**YOUR OBJECTIVE**
Gather all lines in the entries below that include the word "Output".

═════ LISTED RECORDS ═════

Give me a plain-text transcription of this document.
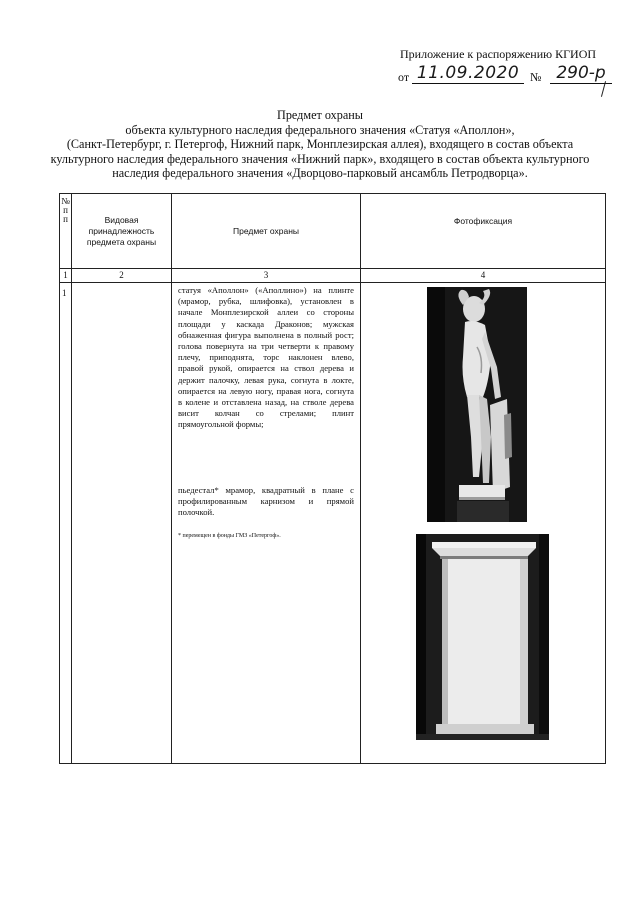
Приложение к распоряжению КГИОП
от 11.09.2020 № 290-р
Предмет охраны
объекта культурного наследия федерального значения «Статуя «Аполлон»,
(Санкт-Петербург, г. Петергоф, Нижний парк, Монплезирская аллея), входящего в состав объекта
культурного наследия федерального значения «Нижний парк», входящего в состав объекта культурного
наследия федерального значения «Дворцово-парковый ансамбль Петродворца».
№ п п	Видовая принадлежность предмета охраны	Предмет охраны	Фотофиксация
1	2	3	4
1		статуя «Аполлон» («Аполлино») на плинте (мрамор, рубка, шлифовка), установлен в начале Монплезирской аллеи со стороны площади у каскада Драконов; мужская обнаженная фигура выполнена в полный рост; голова повернута на три четверти к правому плечу, приподнята, торс наклонен влево, правой рукой, опирается на ствол дерева и держит палочку, левая рука, согнута в локте, опирается на левую ногу, правая нога, согнута в колене и отставлена назад, на стволе дерева висит колчан со стрелами; плинт прямоугольной формы;

пьедестал* мрамор, квадратный в плане с профилированным карнизом и прямой полочкой.

* перемещен в фонды ГМЗ «Петергоф».
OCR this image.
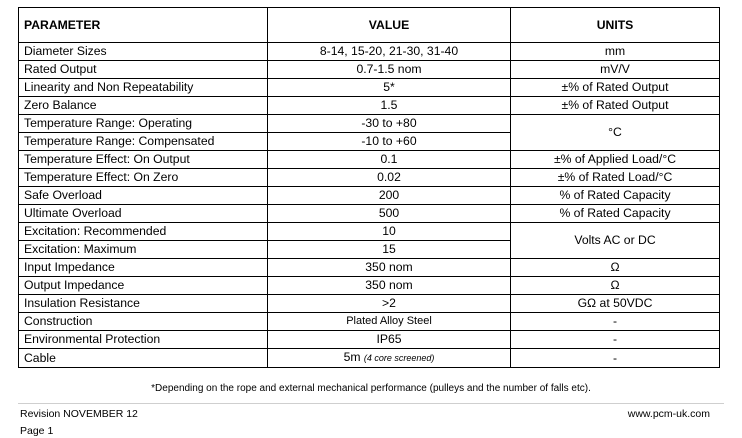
PARAMETER	VALUE	UNITS
Diameter Sizes	8-14, 15-20, 21-30, 31-40	mm
Rated Output	0.7-1.5 nom	mV/V
Linearity and Non Repeatability	5*	±% of Rated Output
Zero Balance	1.5	±% of Rated Output
Temperature Range: Operating	-30 to +80	°C
Temperature Range: Compensated	-10 to +60	
Temperature Effect: On Output	0.1	±% of Applied Load/°C
Temperature Effect: On Zero	0.02	±% of Rated Load/°C
Safe Overload	200	% of Rated Capacity
Ultimate Overload	500	% of Rated Capacity
Excitation: Recommended	10	Volts AC or DC
Excitation: Maximum	15	
Input Impedance	350 nom	Ω
Output Impedance	350 nom	Ω
Insulation Resistance	>2	GΩ at 50VDC
Construction	Plated Alloy Steel	-
Environmental Protection	IP65	-
Cable	5m (4 core screened)	-
*Depending on the rope and external mechanical performance (pulleys and the number of falls etc).
Revision NOVEMBER 12
Page 1
www.pcm-uk.com
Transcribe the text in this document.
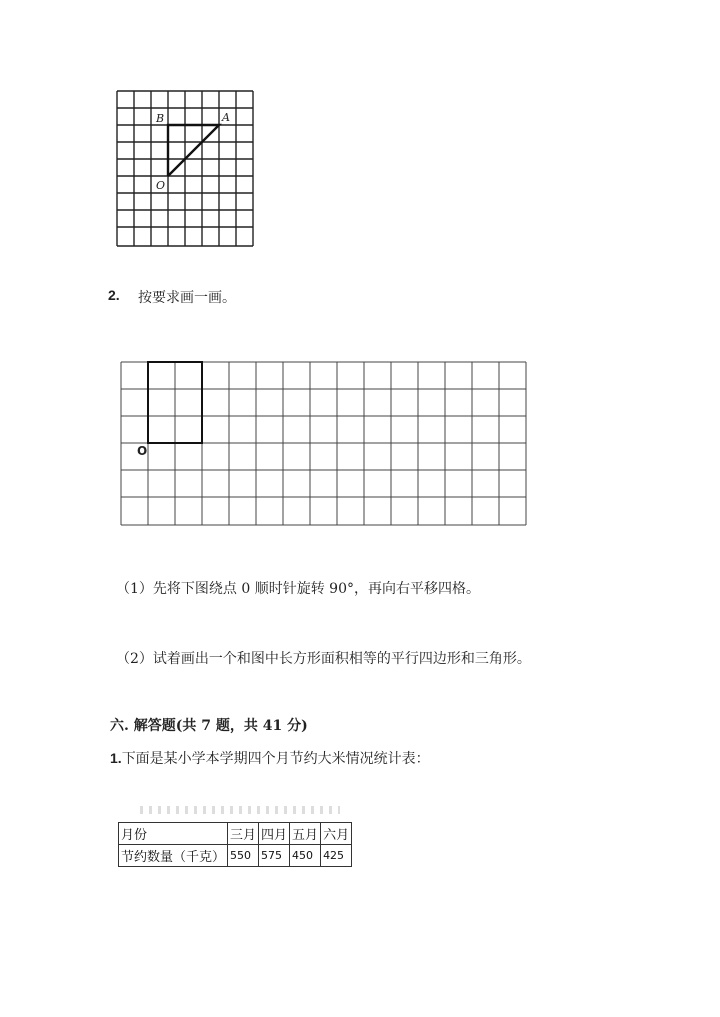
B	A
O
2. 按要求画一画。
O
（1）先将下图绕点 0 顺时针旋转 90°，再向右平移四格。
（2）试着画出一个和图中长方形面积相等的平行四边形和三角形。
六. 解答题(共 7 题，共 41 分)
1.下面是某小学本学期四个月节约大米情况统计表：
月份	三月	四月	五月	六月
节约数量（千克）	550	575	450	425
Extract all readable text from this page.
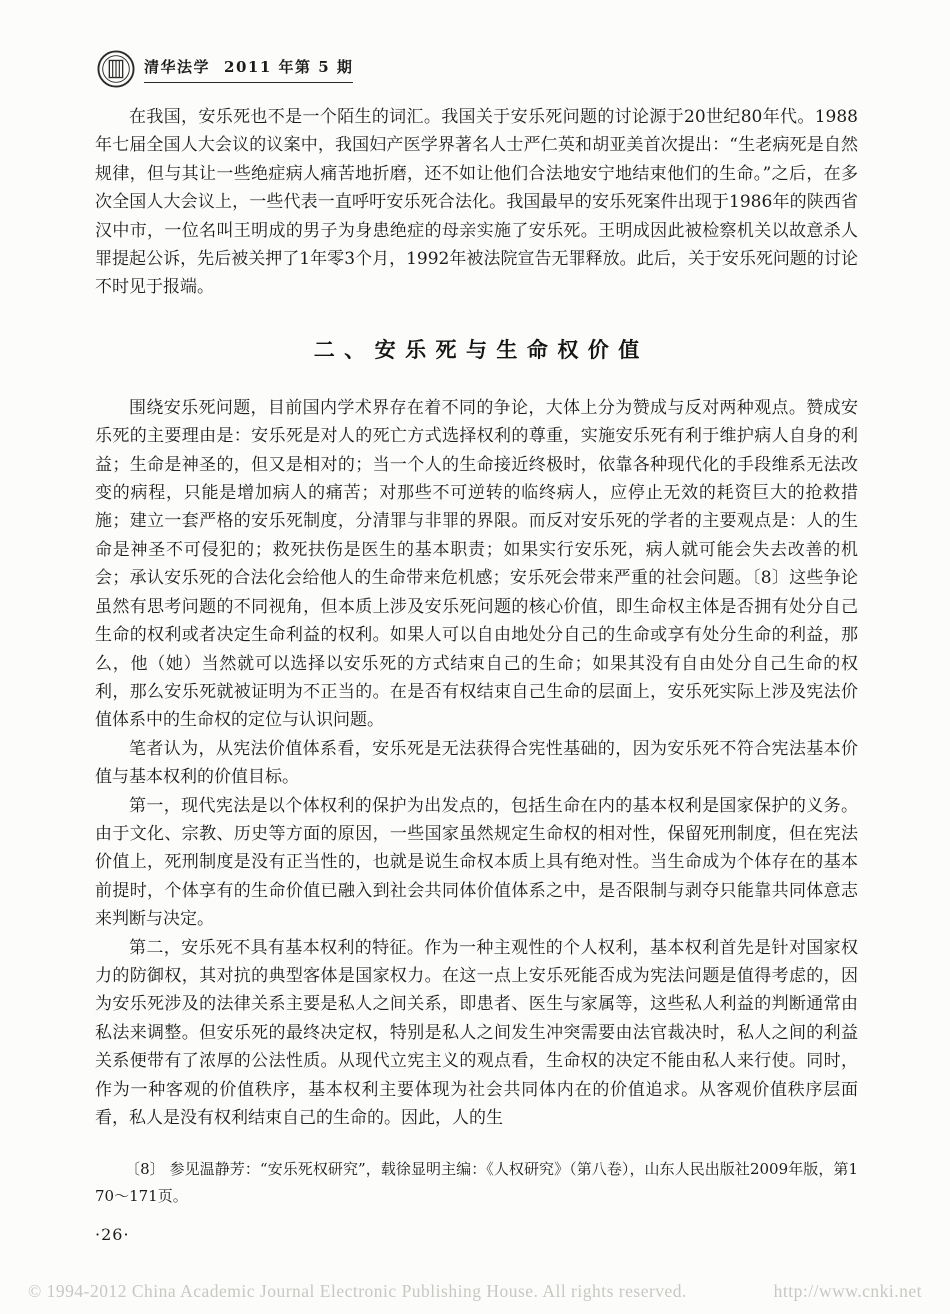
清华法学 2011 年第 5 期

在我国，安乐死也不是一个陌生的词汇。我国关于安乐死问题的讨论源于20世纪80年代。1988年七届全国人大会议的议案中，我国妇产医学界著名人士严仁英和胡亚美首次提出：“生老病死是自然规律，但与其让一些绝症病人痛苦地折磨，还不如让他们合法地安宁地结束他们的生命。”之后，在多次全国人大会议上，一些代表一直呼吁安乐死合法化。我国最早的安乐死案件出现于1986年的陕西省汉中市，一位名叫王明成的男子为身患绝症的母亲实施了安乐死。王明成因此被检察机关以故意杀人罪提起公诉，先后被关押了1年零3个月，1992年被法院宣告无罪释放。此后，关于安乐死问题的讨论不时见于报端。

二、安乐死与生命权价值

围绕安乐死问题，目前国内学术界存在着不同的争论，大体上分为赞成与反对两种观点。赞成安乐死的主要理由是：安乐死是对人的死亡方式选择权利的尊重，实施安乐死有利于维护病人自身的利益；生命是神圣的，但又是相对的；当一个人的生命接近终极时，依靠各种现代化的手段维系无法改变的病程，只能是增加病人的痛苦；对那些不可逆转的临终病人，应停止无效的耗资巨大的抢救措施；建立一套严格的安乐死制度，分清罪与非罪的界限。而反对安乐死的学者的主要观点是：人的生命是神圣不可侵犯的；救死扶伤是医生的基本职责；如果实行安乐死，病人就可能会失去改善的机会；承认安乐死的合法化会给他人的生命带来危机感；安乐死会带来严重的社会问题。〔8〕这些争论虽然有思考问题的不同视角，但本质上涉及安乐死问题的核心价值，即生命权主体是否拥有处分自己生命的权利或者决定生命利益的权利。如果人可以自由地处分自己的生命或享有处分生命的利益，那么，他（她）当然就可以选择以安乐死的方式结束自己的生命；如果其没有自由处分自己生命的权利，那么安乐死就被证明为不正当的。在是否有权结束自己生命的层面上，安乐死实际上涉及宪法价值体系中的生命权的定位与认识问题。

笔者认为，从宪法价值体系看，安乐死是无法获得合宪性基础的，因为安乐死不符合宪法基本价值与基本权利的价值目标。

第一，现代宪法是以个体权利的保护为出发点的，包括生命在内的基本权利是国家保护的义务。由于文化、宗教、历史等方面的原因，一些国家虽然规定生命权的相对性，保留死刑制度，但在宪法价值上，死刑制度是没有正当性的，也就是说生命权本质上具有绝对性。当生命成为个体存在的基本前提时，个体享有的生命价值已融入到社会共同体价值体系之中，是否限制与剥夺只能靠共同体意志来判断与决定。

第二，安乐死不具有基本权利的特征。作为一种主观性的个人权利，基本权利首先是针对国家权力的防御权，其对抗的典型客体是国家权力。在这一点上安乐死能否成为宪法问题是值得考虑的，因为安乐死涉及的法律关系主要是私人之间关系，即患者、医生与家属等，这些私人利益的判断通常由私法来调整。但安乐死的最终决定权，特别是私人之间发生冲突需要由法官裁决时，私人之间的利益关系便带有了浓厚的公法性质。从现代立宪主义的观点看，生命权的决定不能由私人来行使。同时，作为一种客观的价值秩序，基本权利主要体现为社会共同体内在的价值追求。从客观价值秩序层面看，私人是没有权利结束自己的生命的。因此，人的生

〔8〕 参见温静芳：“安乐死权研究”，载徐显明主编：《人权研究》（第八卷），山东人民出版社2009年版，第170～171页。
·26·
© 1994-2012 China Academic Journal Electronic Publishing House. All rights reserved.	http://www.cnki.net
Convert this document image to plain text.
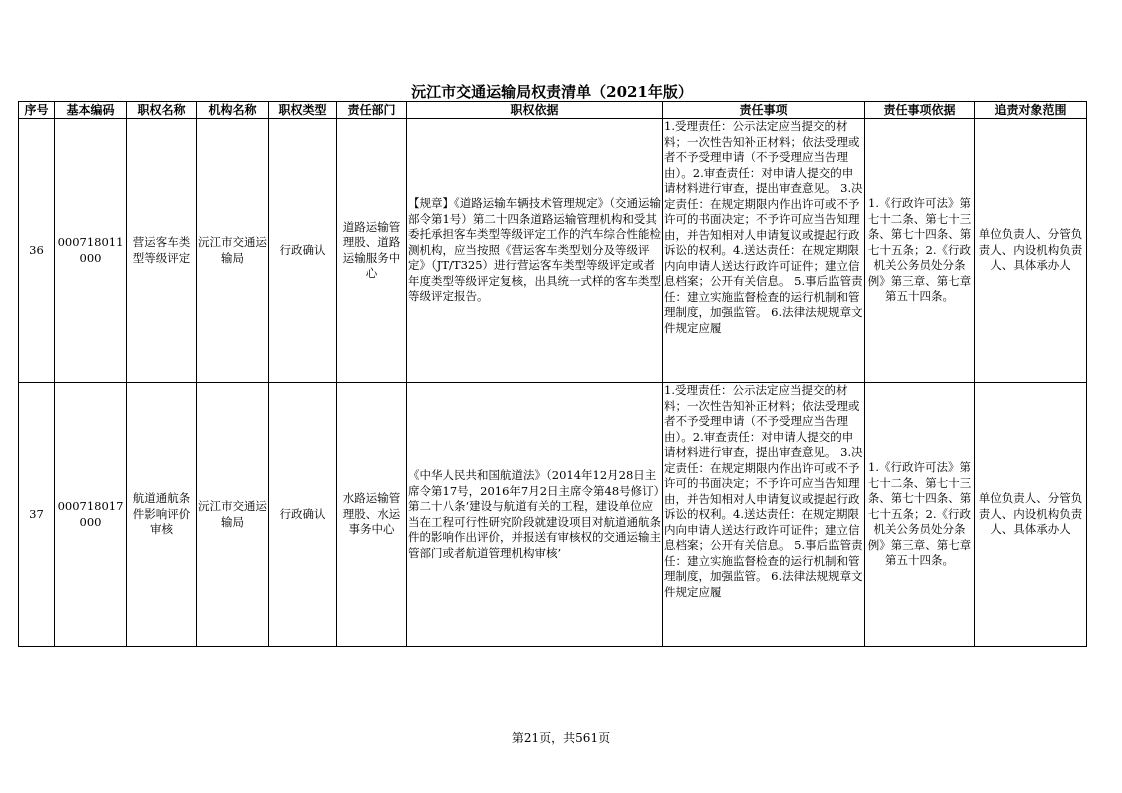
沅江市交通运输局权责清单（2021年版）
序号	基本编码	职权名称	机构名称	职权类型	责任部门	职权依据	责任事项	责任事项依据	追责对象范围
36	000718011000	营运客车类型等级评定	沅江市交通运输局	行政确认	道路运输管理股、道路运输服务中心	【规章】《道路运输车辆技术管理规定》（交通运输部令第1号）第二十四条道路运输管理机构和受其委托承担客车类型等级评定工作的汽车综合性能检测机构，应当按照《营运客车类型划分及等级评定》（JT/T325）进行营运客车类型等级评定或者年度类型等级评定复核，出具统一式样的客车类型等级评定报告。	1.受理责任：公示法定应当提交的材料；一次性告知补正材料；依法受理或者不予受理申请（不予受理应当告理由）。2.审查责任：对申请人提交的申请材料进行审查，提出审查意见。 3.决定责任：在规定期限内作出许可或不予许可的书面决定；不予许可应当告知理由，并告知相对人申请复议或提起行政诉讼的权利。4.送达责任：在规定期限内向申请人送达行政许可证件；建立信息档案；公开有关信息。 5.事后监管责任：建立实施监督检查的运行机制和管理制度，加强监管。 6.法律法规规章文件规定应履	1.《行政许可法》第七十二条、第七十三条、第七十四条、第七十五条；2.《行政机关公务员处分条例》第三章、第七章第五十四条。	单位负责人、分管负责人、内设机构负责人、具体承办人
37	000718017000	航道通航条件影响评价审核	沅江市交通运输局	行政确认	水路运输管理股、水运事务中心	《中华人民共和国航道法》（2014年12月28日主席令第17号，2016年7月2日主席令第48号修订）第二十八条‘建设与航道有关的工程，建设单位应当在工程可行性研究阶段就建设项目对航道通航条件的影响作出评价，并报送有审核权的交通运输主管部门或者航道管理机构审核’	1.受理责任：公示法定应当提交的材料；一次性告知补正材料；依法受理或者不予受理申请（不予受理应当告理由）。2.审查责任：对申请人提交的申请材料进行审查，提出审查意见。 3.决定责任：在规定期限内作出许可或不予许可的书面决定；不予许可应当告知理由，并告知相对人申请复议或提起行政诉讼的权利。4.送达责任：在规定期限内向申请人送达行政许可证件；建立信息档案；公开有关信息。 5.事后监管责任：建立实施监督检查的运行机制和管理制度，加强监管。 6.法律法规规章文件规定应履	1.《行政许可法》第七十二条、第七十三条、第七十四条、第七十五条；2.《行政机关公务员处分条例》第三章、第七章第五十四条。	单位负责人、分管负责人、内设机构负责人、具体承办人
第21页，共561页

═════

**ANSWER TO THE EXERCISE**
Rated Output	0.7-1.5 nom	mV/V
Linearity and Non Repeatability	5*	±% of Rated Output
Zero Balance	1.5	±% of Rated Output
Temperature Effect: On Output	0.1	±% of Applied Load/°C
Output Impedance	350 nom	Ω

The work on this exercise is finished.